Copy every line of the records below where the word "relative" occurs.

===

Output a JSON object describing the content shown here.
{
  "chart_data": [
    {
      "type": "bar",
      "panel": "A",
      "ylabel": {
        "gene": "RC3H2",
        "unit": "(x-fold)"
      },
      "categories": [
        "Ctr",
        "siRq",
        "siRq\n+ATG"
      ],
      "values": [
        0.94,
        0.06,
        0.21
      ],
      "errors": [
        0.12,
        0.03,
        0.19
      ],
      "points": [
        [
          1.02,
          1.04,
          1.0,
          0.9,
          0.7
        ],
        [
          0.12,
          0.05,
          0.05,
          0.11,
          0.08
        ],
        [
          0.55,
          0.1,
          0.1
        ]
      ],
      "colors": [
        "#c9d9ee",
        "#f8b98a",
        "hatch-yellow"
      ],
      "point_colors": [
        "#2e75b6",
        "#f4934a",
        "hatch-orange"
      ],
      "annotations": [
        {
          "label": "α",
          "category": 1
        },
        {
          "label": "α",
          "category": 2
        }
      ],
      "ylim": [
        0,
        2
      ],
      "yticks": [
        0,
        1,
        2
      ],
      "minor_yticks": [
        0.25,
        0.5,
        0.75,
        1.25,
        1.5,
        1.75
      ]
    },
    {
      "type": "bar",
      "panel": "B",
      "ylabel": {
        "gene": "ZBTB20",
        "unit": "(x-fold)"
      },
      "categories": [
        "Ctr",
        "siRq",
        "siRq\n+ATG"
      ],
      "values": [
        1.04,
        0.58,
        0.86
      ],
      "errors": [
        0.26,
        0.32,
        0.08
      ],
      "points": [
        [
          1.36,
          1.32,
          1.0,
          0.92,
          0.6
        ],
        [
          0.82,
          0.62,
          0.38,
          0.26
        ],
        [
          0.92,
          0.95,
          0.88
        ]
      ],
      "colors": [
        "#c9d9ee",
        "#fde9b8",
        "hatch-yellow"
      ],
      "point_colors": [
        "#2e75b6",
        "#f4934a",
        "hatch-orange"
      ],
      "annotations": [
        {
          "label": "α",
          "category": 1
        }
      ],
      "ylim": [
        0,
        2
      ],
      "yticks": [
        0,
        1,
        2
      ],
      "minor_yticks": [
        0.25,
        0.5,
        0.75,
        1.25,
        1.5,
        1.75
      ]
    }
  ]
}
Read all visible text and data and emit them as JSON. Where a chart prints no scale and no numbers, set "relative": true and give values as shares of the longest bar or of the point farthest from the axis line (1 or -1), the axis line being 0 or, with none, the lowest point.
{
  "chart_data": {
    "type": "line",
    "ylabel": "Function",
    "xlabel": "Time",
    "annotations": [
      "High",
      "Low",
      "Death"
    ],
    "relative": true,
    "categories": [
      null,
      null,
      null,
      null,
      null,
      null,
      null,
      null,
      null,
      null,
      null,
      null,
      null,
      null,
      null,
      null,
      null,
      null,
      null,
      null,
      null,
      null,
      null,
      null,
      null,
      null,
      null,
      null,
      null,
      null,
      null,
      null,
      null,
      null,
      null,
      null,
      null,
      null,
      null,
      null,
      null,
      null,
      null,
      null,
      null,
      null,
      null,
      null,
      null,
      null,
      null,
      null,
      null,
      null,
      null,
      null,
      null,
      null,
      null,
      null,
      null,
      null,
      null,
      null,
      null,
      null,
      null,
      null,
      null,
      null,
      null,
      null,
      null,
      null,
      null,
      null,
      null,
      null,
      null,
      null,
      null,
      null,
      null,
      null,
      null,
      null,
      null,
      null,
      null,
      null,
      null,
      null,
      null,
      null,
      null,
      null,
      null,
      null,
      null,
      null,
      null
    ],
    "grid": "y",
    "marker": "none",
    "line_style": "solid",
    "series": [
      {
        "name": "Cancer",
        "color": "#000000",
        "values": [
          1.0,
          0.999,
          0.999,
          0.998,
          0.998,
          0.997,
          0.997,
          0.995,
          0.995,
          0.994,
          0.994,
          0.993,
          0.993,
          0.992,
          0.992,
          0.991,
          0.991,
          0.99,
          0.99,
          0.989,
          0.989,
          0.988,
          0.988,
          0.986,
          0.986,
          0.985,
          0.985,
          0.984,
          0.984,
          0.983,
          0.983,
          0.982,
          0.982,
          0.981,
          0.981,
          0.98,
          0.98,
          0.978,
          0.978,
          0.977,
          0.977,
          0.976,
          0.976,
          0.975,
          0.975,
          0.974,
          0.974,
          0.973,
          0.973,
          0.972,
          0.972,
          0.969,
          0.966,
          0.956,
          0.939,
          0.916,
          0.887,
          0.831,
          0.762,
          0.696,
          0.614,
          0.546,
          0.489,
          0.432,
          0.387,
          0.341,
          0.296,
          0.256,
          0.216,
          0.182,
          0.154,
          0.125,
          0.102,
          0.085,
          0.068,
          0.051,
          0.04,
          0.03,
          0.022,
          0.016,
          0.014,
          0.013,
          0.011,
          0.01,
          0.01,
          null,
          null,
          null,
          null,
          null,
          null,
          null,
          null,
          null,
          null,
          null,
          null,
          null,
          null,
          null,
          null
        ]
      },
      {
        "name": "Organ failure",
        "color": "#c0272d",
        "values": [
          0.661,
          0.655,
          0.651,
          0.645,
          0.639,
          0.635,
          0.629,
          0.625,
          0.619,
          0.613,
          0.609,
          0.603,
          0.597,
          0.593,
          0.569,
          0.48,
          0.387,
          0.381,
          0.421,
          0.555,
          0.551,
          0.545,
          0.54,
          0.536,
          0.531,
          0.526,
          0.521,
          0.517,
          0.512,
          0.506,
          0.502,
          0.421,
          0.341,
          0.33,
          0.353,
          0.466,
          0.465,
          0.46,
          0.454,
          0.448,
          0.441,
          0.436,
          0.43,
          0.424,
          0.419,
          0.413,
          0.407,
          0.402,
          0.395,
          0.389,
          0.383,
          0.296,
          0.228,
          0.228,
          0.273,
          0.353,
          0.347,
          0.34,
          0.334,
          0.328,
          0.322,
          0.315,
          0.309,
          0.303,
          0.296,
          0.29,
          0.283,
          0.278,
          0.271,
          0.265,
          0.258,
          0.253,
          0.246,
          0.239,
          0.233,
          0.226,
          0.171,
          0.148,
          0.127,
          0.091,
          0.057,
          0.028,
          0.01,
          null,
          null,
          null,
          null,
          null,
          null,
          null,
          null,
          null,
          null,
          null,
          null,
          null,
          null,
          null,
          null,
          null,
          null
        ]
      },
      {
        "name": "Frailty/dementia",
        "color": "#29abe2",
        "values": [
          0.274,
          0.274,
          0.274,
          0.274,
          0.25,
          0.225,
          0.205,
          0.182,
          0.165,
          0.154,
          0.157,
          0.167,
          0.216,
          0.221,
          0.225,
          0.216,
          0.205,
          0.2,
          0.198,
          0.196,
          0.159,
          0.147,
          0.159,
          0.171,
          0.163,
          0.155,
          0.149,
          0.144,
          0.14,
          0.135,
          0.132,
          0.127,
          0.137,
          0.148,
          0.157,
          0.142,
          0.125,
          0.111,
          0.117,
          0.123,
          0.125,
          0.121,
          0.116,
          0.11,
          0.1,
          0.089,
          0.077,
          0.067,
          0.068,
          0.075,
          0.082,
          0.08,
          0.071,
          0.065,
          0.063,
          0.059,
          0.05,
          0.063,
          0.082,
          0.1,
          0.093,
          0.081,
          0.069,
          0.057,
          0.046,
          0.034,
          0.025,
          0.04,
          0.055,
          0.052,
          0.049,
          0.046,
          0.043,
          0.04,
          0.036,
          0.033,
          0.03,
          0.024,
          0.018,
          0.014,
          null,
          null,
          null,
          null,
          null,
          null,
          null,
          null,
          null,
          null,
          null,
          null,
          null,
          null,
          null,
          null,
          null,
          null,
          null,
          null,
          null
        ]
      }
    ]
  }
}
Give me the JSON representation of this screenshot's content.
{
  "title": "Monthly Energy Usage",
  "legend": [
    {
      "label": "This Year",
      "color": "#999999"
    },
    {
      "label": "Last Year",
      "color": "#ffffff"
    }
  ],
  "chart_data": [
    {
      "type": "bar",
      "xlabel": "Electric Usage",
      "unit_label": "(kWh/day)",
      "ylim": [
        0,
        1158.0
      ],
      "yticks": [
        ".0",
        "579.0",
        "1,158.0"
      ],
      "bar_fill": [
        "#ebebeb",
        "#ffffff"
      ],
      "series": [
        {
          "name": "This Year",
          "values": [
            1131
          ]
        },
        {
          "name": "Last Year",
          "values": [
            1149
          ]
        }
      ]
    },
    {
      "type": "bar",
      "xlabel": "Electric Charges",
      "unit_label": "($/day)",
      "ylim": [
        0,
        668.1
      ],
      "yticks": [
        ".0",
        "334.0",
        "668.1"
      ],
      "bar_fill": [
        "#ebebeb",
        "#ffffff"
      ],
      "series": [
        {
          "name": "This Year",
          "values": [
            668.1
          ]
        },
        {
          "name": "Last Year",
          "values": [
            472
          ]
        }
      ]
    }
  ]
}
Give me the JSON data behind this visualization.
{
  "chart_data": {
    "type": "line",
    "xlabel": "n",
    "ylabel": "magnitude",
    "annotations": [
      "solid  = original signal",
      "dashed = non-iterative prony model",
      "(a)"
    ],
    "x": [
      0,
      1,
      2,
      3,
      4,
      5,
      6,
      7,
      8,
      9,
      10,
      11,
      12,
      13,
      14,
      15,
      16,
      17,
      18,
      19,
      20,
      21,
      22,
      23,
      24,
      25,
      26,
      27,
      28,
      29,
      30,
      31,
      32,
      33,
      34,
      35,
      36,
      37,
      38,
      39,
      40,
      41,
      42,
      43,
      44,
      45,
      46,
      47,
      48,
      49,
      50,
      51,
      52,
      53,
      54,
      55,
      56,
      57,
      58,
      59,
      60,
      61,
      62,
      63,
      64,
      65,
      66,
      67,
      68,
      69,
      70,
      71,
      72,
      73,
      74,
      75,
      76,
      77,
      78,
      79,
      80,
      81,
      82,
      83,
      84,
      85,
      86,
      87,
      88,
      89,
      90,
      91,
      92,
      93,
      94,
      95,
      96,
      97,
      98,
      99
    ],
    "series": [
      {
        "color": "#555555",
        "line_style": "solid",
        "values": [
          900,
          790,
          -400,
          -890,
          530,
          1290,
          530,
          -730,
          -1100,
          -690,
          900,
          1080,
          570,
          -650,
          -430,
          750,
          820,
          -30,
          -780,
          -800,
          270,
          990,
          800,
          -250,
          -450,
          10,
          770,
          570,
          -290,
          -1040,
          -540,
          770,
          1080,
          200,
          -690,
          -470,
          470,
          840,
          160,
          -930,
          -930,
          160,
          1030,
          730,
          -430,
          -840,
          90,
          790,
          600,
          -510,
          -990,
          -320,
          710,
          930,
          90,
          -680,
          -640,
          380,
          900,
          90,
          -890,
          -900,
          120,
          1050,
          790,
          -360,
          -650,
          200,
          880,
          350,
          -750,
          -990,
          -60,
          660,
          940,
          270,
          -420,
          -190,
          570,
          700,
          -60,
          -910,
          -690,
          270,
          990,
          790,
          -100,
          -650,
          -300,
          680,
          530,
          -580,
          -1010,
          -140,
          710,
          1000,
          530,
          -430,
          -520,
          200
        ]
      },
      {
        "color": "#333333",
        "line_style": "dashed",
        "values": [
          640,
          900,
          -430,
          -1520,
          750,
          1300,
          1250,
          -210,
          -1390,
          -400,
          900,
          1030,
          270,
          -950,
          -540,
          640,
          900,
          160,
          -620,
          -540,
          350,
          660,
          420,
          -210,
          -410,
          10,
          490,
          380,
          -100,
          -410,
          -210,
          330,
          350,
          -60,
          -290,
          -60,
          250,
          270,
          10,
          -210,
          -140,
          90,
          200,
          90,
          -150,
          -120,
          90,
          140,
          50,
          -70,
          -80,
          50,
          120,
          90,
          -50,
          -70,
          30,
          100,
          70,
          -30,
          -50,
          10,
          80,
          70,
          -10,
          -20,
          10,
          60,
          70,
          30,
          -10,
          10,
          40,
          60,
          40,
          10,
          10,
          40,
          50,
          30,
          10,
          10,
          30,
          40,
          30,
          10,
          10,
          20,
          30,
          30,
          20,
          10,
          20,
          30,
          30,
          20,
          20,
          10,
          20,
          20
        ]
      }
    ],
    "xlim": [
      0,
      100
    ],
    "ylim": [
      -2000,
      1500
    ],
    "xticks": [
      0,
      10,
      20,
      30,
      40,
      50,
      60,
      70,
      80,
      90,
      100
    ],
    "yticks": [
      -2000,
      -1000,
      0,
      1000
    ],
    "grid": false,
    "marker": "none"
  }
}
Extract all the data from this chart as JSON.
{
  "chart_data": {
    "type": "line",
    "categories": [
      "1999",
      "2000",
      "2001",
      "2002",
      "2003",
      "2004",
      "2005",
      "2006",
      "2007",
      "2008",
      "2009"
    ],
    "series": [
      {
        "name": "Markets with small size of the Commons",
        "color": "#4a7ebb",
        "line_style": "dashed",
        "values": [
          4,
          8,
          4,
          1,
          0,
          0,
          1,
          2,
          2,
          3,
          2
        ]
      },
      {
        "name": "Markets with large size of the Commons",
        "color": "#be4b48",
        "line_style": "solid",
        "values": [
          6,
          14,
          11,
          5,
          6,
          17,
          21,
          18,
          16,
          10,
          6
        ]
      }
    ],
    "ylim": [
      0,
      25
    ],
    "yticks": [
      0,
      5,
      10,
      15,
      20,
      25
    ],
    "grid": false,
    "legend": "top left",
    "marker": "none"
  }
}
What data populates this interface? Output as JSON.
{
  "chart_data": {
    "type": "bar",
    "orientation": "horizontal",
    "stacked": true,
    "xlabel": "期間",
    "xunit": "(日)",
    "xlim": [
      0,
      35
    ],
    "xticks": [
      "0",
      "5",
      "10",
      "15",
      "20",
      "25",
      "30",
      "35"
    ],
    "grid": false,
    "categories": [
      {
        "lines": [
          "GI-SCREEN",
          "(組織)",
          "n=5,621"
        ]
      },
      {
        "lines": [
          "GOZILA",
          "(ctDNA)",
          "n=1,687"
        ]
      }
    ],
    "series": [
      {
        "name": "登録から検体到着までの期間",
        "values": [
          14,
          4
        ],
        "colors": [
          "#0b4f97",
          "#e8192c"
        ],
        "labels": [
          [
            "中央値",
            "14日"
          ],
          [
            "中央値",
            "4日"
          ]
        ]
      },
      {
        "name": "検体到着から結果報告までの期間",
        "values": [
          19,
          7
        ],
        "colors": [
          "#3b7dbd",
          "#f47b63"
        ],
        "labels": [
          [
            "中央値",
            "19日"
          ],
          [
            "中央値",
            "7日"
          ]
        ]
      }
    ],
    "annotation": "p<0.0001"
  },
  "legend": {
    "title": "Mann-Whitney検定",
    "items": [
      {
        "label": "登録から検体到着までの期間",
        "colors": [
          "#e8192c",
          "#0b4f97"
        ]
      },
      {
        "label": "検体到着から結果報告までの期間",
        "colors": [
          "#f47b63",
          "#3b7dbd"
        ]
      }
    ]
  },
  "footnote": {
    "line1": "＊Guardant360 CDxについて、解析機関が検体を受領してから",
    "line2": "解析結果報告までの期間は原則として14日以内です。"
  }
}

===

RESPONSE =>
Read all visible text and data and emit them as JSON. Where a chart prints no scale and no numbers, set "relative": true and give values as shares of the longest bar or of the point farthest from the axis line (1 or -1), the axis line being 0 or, with none, the lowest point.
    "relative": true,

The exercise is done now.